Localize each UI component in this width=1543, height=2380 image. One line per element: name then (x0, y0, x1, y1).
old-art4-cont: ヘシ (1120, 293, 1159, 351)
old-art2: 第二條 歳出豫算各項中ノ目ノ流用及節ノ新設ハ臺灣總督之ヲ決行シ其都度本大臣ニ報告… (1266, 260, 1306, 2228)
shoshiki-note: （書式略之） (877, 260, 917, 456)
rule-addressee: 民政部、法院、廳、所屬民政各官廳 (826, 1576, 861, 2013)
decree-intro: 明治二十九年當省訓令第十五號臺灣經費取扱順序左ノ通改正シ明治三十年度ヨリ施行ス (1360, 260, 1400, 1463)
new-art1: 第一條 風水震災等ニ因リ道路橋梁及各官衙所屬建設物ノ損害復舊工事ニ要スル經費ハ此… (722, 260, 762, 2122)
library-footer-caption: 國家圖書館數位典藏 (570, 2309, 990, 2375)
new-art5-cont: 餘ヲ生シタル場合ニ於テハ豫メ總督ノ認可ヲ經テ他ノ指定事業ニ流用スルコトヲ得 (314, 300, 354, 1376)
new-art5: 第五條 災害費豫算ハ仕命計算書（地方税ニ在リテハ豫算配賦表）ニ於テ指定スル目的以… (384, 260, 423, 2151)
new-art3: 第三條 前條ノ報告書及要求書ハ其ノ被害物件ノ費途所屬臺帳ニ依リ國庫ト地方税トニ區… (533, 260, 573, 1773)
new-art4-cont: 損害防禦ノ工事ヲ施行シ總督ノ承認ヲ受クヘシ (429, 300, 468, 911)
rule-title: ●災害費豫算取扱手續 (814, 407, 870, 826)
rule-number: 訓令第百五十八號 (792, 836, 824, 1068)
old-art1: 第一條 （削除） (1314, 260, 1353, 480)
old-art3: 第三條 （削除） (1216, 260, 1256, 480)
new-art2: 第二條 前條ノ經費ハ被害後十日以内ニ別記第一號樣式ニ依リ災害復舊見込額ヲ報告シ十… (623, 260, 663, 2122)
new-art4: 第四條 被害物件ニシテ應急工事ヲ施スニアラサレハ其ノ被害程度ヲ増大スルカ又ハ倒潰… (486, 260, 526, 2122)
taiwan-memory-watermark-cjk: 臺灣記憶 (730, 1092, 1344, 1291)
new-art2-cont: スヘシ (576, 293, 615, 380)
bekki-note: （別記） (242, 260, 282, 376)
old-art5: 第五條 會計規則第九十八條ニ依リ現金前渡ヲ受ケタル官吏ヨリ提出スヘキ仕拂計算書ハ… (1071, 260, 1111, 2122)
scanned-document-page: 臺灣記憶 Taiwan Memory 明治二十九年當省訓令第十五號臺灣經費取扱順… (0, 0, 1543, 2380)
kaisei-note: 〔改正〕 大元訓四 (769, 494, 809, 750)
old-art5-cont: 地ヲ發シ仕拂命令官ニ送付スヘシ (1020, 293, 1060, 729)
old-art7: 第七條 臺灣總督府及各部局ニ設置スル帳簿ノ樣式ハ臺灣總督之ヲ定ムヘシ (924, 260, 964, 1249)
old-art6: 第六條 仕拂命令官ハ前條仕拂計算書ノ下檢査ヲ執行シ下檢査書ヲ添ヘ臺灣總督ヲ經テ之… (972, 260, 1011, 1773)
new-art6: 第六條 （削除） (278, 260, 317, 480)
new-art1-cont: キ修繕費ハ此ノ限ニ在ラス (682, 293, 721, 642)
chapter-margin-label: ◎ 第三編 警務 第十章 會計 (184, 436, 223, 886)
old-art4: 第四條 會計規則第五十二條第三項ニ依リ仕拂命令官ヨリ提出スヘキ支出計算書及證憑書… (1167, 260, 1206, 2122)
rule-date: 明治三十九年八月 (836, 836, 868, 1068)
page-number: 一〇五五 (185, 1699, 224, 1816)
#####
### [Exercise aim]
Render every line from the start of the rows above through the line containing "new-art5: 第五條 災害費豫算ハ仕命計算書（地方税ニ在リテハ豫算配賦表）ニ於テ指定スル目的以…", inclusive, as a Markdown table with the columns Number and Line, leaving out blank lines.

### [Solution to this problem]
| Number | Line |
|---|---|
| 1 | Localize each UI component in this width=1543, height=2380 image. One line per element: name then (x0, y0, x1, y1). |
| 2 | old-art4-cont: ヘシ (1120, 293, 1159, 351) |
| 3 | old-art2: 第二條 歳出豫算各項中ノ目ノ流用及節ノ新設ハ臺灣總督之ヲ決行シ其都度本大臣ニ報告… (1266, 260, 1306, 2228) |
| 4 | shoshiki-note: （書式略之） (877, 260, 917, 456) |
| 5 | rule-addressee: 民政部、法院、廳、所屬民政各官廳 (826, 1576, 861, 2013) |
| 6 | decree-intro: 明治二十九年當省訓令第十五號臺灣經費取扱順序左ノ通改正シ明治三十年度ヨリ施行ス (1360, 260, 1400, 1463) |
| 7 | new-art1: 第一條 風水震災等ニ因リ道路橋梁及各官衙所屬建設物ノ損害復舊工事ニ要スル經費ハ此… (722, 260, 762, 2122) |
| 8 | library-footer-caption: 國家圖書館數位典藏 (570, 2309, 990, 2375) |
| 9 | new-art5-cont: 餘ヲ生シタル場合ニ於テハ豫メ總督ノ認可ヲ經テ他ノ指定事業ニ流用スルコトヲ得 (314, 300, 354, 1376) |
| 10 | new-art5: 第五條 災害費豫算ハ仕命計算書（地方税ニ在リテハ豫算配賦表）ニ於テ指定スル目的以… (384, 260, 423, 2151) |